### Information shown ###

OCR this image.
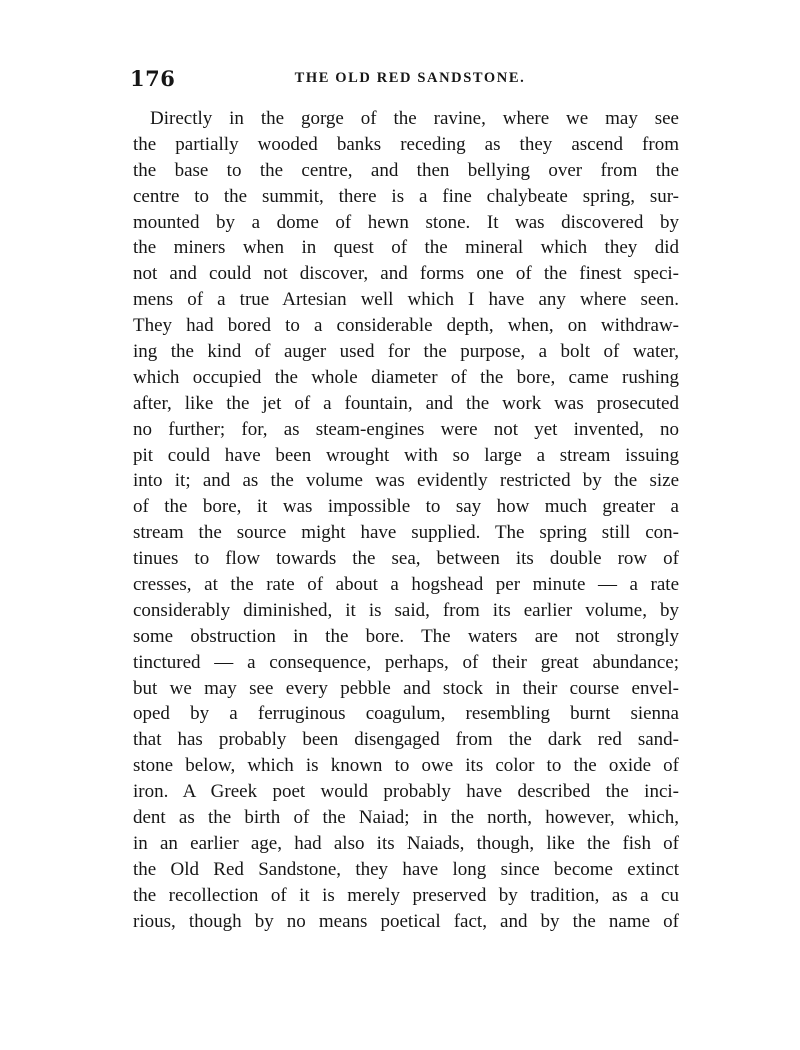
176	THE OLD RED SANDSTONE.
Directly in the gorge of the ravine, where we may see
the partially wooded banks receding as they ascend from
the base to the centre, and then bellying over from the
centre to the summit, there is a fine chalybeate spring, sur-
mounted by a dome of hewn stone. It was discovered by
the miners when in quest of the mineral which they did
not and could not discover, and forms one of the finest speci-
mens of a true Artesian well which I have any where seen.
They had bored to a considerable depth, when, on withdraw-
ing the kind of auger used for the purpose, a bolt of water,
which occupied the whole diameter of the bore, came rushing
after, like the jet of a fountain, and the work was prosecuted
no further; for, as steam-engines were not yet invented, no
pit could have been wrought with so large a stream issuing
into it; and as the volume was evidently restricted by the size
of the bore, it was impossible to say how much greater a
stream the source might have supplied. The spring still con-
tinues to flow towards the sea, between its double row of
cresses, at the rate of about a hogshead per minute — a rate
considerably diminished, it is said, from its earlier volume, by
some obstruction in the bore. The waters are not strongly
tinctured — a consequence, perhaps, of their great abundance;
but we may see every pebble and stock in their course envel-
oped by a ferruginous coagulum, resembling burnt sienna
that has probably been disengaged from the dark red sand-
stone below, which is known to owe its color to the oxide of
iron. A Greek poet would probably have described the inci-
dent as the birth of the Naiad; in the north, however, which,
in an earlier age, had also its Naiads, though, like the fish of
the Old Red Sandstone, they have long since become extinct
the recollection of it is merely preserved by tradition, as a cu
rious, though by no means poetical fact, and by the name of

###

Generate a word-for-word copy of the preceding records, excluding all pictures.

__Answer for the task__.
OCR this image.
176	THE OLD RED SANDSTONE.
Directly in the gorge of the ravine, where we may see
the partially wooded banks receding as they ascend from
the base to the centre, and then bellying over from the
centre to the summit, there is a fine chalybeate spring, sur-
mounted by a dome of hewn stone. It was discovered by
the miners when in quest of the mineral which they did
not and could not discover, and forms one of the finest speci-
mens of a true Artesian well which I have any where seen.
They had bored to a considerable depth, when, on withdraw-
ing the kind of auger used for the purpose, a bolt of water,
which occupied the whole diameter of the bore, came rushing
after, like the jet of a fountain, and the work was prosecuted
no further; for, as steam-engines were not yet invented, no
pit could have been wrought with so large a stream issuing
into it; and as the volume was evidently restricted by the size
of the bore, it was impossible to say how much greater a
stream the source might have supplied. The spring still con-
tinues to flow towards the sea, between its double row of
cresses, at the rate of about a hogshead per minute — a rate
considerably diminished, it is said, from its earlier volume, by
some obstruction in the bore. The waters are not strongly
tinctured — a consequence, perhaps, of their great abundance;
but we may see every pebble and stock in their course envel-
oped by a ferruginous coagulum, resembling burnt sienna
that has probably been disengaged from the dark red sand-
stone below, which is known to owe its color to the oxide of
iron. A Greek poet would probably have described the inci-
dent as the birth of the Naiad; in the north, however, which,
in an earlier age, had also its Naiads, though, like the fish of
the Old Red Sandstone, they have long since become extinct
the recollection of it is merely preserved by tradition, as a cu
rious, though by no means poetical fact, and by the name of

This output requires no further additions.